[Extracted data entries]
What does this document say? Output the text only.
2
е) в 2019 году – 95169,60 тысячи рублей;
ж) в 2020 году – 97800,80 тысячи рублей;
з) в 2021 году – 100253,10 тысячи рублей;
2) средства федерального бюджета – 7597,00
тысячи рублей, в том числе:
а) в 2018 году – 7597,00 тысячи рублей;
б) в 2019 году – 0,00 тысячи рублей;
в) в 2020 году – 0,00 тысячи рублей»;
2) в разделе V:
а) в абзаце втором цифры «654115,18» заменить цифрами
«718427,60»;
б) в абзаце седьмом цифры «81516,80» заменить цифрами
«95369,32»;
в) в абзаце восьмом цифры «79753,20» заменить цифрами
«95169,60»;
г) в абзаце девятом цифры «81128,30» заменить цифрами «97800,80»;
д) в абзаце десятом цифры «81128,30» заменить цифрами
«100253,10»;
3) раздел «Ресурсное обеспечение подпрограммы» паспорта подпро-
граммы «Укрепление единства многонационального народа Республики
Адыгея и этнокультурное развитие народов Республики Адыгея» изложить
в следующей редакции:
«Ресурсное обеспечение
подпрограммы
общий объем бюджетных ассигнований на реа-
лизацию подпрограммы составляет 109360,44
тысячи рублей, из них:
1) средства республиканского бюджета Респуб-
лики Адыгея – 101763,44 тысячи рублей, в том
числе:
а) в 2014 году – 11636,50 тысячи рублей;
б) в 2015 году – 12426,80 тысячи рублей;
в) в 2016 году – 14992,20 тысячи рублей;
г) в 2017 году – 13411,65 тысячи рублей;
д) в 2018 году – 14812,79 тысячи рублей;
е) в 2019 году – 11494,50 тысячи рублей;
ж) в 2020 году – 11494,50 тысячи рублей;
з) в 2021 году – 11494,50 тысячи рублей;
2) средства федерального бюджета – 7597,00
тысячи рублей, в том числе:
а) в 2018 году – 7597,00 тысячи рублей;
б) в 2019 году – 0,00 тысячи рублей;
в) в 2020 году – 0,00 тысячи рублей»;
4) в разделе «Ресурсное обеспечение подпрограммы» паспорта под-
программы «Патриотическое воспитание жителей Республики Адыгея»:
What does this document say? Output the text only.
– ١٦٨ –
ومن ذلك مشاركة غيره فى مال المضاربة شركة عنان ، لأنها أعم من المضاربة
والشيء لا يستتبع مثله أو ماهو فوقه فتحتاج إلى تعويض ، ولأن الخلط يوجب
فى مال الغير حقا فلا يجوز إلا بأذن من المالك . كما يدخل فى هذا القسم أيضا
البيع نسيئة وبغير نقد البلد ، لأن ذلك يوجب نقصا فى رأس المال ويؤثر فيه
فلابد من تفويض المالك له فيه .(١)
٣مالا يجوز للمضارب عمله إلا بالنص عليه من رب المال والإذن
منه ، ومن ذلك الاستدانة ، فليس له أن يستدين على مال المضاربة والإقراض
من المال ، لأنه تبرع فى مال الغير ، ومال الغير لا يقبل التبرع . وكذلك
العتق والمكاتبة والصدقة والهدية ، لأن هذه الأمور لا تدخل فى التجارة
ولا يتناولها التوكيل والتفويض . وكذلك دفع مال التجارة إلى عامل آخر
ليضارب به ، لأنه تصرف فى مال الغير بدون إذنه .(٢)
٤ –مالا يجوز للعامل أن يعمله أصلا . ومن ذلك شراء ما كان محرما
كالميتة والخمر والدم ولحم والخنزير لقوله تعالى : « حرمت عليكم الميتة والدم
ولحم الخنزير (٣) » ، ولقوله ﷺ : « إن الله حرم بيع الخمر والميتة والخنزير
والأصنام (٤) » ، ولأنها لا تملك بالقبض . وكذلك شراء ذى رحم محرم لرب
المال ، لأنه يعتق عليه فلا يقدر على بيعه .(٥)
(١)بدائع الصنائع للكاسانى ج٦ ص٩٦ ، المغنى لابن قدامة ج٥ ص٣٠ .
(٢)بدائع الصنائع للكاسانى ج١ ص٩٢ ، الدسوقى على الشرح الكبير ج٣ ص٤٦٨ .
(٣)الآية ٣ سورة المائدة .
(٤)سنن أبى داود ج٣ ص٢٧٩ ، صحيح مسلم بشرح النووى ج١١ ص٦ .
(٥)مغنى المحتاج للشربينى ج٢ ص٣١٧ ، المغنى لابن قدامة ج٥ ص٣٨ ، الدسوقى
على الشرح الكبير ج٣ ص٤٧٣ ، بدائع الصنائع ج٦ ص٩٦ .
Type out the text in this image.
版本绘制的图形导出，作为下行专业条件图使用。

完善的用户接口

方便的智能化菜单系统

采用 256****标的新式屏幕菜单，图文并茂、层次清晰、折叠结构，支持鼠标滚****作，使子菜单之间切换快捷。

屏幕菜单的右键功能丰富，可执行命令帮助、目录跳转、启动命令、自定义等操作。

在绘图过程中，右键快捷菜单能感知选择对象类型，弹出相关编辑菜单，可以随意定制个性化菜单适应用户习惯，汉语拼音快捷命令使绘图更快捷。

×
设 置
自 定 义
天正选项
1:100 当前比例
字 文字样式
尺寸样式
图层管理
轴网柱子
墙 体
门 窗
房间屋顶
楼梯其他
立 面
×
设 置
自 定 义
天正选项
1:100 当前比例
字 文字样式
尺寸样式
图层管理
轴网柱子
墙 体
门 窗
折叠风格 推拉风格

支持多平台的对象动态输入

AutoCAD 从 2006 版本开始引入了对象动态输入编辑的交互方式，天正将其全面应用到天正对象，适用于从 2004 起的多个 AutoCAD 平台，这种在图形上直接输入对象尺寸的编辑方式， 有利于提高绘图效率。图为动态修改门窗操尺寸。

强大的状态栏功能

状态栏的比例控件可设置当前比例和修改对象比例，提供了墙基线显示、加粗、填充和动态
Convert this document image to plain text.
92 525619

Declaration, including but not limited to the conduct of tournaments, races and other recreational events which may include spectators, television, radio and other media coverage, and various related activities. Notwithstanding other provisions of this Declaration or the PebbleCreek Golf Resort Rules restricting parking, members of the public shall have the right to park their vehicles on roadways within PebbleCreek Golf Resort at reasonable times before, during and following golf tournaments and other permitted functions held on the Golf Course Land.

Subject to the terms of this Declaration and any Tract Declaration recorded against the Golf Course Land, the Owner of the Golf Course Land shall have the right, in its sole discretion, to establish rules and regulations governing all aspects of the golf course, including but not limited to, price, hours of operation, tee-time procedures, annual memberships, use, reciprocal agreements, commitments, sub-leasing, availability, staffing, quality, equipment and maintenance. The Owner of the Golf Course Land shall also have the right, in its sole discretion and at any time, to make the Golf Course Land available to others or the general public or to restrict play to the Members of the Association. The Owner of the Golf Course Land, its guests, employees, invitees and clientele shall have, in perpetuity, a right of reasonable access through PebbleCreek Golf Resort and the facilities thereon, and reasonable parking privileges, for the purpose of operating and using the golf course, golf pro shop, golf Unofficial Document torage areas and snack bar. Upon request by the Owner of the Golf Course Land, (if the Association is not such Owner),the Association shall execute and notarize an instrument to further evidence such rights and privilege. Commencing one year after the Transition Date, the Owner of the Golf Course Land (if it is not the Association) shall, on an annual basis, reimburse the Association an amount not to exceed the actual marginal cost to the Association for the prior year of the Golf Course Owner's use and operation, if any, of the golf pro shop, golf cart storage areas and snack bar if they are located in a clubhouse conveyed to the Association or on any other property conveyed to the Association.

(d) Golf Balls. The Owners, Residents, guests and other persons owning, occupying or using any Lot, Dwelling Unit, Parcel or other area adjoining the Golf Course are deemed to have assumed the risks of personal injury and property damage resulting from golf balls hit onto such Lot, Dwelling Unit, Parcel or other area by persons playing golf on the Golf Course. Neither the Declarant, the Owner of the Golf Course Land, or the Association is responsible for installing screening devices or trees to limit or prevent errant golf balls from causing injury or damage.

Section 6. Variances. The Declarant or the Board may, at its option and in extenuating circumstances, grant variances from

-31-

__WORK TO COMPLETE__. Extract each line holding the word "цифры" from the records.

__REPLY__.
а) в абзаце втором цифры «654115,18» заменить цифрами
б) в абзаце седьмом цифры «81516,80» заменить цифрами
в) в абзаце восьмом цифры «79753,20» заменить цифрами
г) в абзаце девятом цифры «81128,30» заменить цифрами «97800,80»;
д) в абзаце десятом цифры «81128,30» заменить цифрами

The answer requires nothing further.